What is required: Copy out each line that includes the word "JSON".

[Data entries for graphics]
_ _ _
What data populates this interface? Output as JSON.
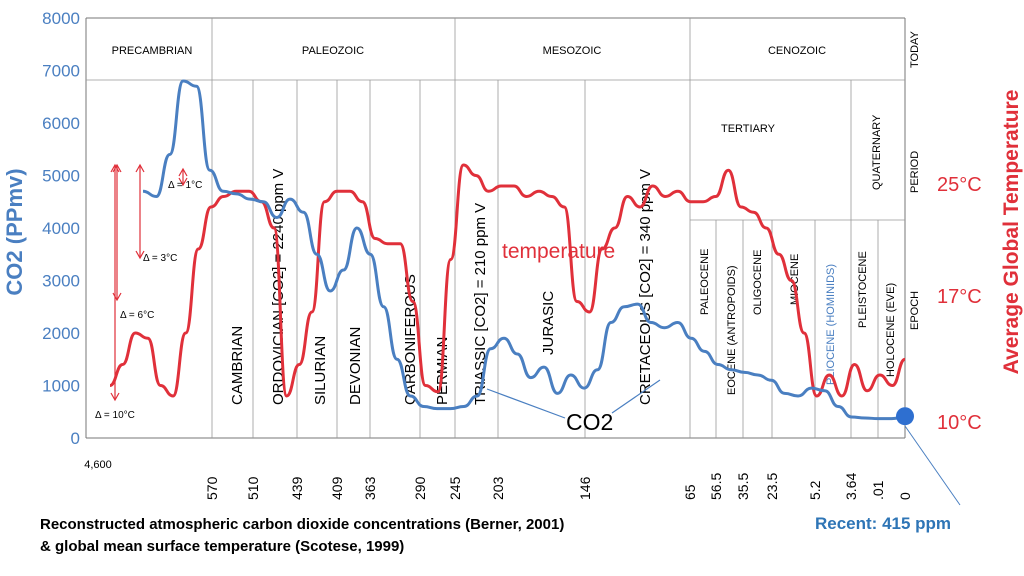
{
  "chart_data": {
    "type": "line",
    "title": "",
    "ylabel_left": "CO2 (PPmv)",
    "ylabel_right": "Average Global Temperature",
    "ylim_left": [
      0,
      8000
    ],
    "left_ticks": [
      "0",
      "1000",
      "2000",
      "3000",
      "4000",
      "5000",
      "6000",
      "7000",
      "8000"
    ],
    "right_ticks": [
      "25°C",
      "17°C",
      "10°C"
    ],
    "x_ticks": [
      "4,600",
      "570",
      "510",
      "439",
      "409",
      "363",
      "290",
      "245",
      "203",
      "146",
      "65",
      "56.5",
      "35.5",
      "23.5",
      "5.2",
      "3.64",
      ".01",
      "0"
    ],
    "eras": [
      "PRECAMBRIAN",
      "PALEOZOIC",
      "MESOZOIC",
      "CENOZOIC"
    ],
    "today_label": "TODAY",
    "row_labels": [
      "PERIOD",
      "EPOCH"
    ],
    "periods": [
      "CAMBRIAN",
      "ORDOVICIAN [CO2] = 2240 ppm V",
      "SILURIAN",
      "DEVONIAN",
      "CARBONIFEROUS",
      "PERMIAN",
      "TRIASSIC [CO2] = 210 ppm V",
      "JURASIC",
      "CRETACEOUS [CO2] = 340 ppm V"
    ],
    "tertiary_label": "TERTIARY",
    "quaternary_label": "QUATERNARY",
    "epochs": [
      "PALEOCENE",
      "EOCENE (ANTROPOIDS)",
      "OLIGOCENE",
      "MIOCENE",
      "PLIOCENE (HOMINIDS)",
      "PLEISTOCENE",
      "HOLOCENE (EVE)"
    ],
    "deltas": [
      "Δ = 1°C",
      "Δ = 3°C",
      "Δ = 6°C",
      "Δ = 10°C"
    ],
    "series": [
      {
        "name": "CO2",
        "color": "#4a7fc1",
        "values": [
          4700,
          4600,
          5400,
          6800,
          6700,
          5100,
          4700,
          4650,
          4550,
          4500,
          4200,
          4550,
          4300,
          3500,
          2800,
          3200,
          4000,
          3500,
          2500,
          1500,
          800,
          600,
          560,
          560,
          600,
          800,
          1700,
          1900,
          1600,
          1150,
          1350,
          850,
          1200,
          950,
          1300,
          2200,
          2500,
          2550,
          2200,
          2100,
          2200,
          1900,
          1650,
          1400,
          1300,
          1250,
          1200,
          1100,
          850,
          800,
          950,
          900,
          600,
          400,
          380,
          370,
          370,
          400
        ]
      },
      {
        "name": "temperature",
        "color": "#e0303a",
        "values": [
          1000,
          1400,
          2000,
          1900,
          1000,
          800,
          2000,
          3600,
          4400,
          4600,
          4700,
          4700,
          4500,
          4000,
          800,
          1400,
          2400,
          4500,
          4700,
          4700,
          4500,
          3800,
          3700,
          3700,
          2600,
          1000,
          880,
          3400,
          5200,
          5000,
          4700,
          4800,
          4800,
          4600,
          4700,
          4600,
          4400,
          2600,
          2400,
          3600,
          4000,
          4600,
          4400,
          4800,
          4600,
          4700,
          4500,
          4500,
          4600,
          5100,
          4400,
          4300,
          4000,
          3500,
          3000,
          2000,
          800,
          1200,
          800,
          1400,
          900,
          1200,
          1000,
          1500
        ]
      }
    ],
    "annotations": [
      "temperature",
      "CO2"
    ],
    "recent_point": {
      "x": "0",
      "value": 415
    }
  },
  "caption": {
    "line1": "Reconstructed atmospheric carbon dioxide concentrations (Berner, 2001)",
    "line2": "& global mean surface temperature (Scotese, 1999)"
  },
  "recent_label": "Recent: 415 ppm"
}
_ _ _
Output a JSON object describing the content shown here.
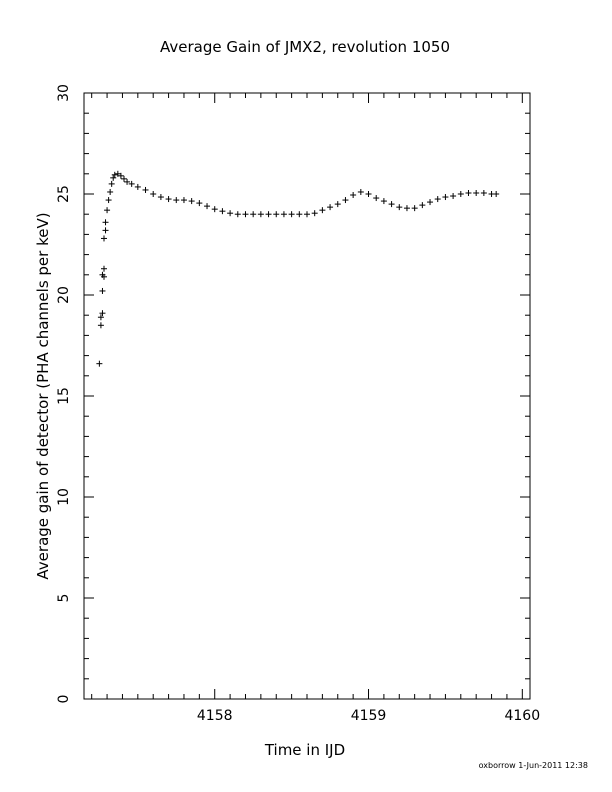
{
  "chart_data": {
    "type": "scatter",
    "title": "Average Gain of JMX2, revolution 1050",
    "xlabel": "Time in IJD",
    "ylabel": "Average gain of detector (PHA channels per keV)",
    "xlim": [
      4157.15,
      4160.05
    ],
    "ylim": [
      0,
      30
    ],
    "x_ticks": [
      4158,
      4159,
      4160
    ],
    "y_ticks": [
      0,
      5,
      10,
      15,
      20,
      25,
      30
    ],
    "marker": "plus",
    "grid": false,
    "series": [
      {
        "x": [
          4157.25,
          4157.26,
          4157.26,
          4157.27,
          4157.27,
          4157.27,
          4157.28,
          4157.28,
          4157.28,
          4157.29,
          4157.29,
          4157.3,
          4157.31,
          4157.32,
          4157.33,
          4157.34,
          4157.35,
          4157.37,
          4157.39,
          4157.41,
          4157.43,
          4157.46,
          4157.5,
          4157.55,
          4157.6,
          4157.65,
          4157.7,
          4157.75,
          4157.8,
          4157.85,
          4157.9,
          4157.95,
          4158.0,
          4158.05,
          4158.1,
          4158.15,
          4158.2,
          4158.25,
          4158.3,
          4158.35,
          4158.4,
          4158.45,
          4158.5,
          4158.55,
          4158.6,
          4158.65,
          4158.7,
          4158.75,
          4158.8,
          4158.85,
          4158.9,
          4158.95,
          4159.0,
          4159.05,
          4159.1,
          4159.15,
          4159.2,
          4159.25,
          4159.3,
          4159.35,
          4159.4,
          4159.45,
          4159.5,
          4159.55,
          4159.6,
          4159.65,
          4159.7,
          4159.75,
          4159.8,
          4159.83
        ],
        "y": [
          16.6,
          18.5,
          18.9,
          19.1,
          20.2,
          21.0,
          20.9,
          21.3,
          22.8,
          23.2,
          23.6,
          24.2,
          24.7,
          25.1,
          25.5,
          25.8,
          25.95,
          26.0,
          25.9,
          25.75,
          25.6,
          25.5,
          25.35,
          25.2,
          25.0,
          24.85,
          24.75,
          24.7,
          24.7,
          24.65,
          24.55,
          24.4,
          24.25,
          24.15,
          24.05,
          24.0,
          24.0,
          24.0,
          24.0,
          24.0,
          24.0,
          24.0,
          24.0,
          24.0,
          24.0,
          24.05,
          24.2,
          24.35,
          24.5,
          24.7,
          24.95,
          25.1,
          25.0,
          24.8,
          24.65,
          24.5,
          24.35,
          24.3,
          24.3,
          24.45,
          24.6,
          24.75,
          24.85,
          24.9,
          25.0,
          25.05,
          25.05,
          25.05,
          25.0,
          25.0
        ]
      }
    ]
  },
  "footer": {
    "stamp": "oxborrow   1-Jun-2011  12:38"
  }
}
_ _ _
Written response:
What data populates this interface? Output as JSON.
Output a JSON object describing the content shown here.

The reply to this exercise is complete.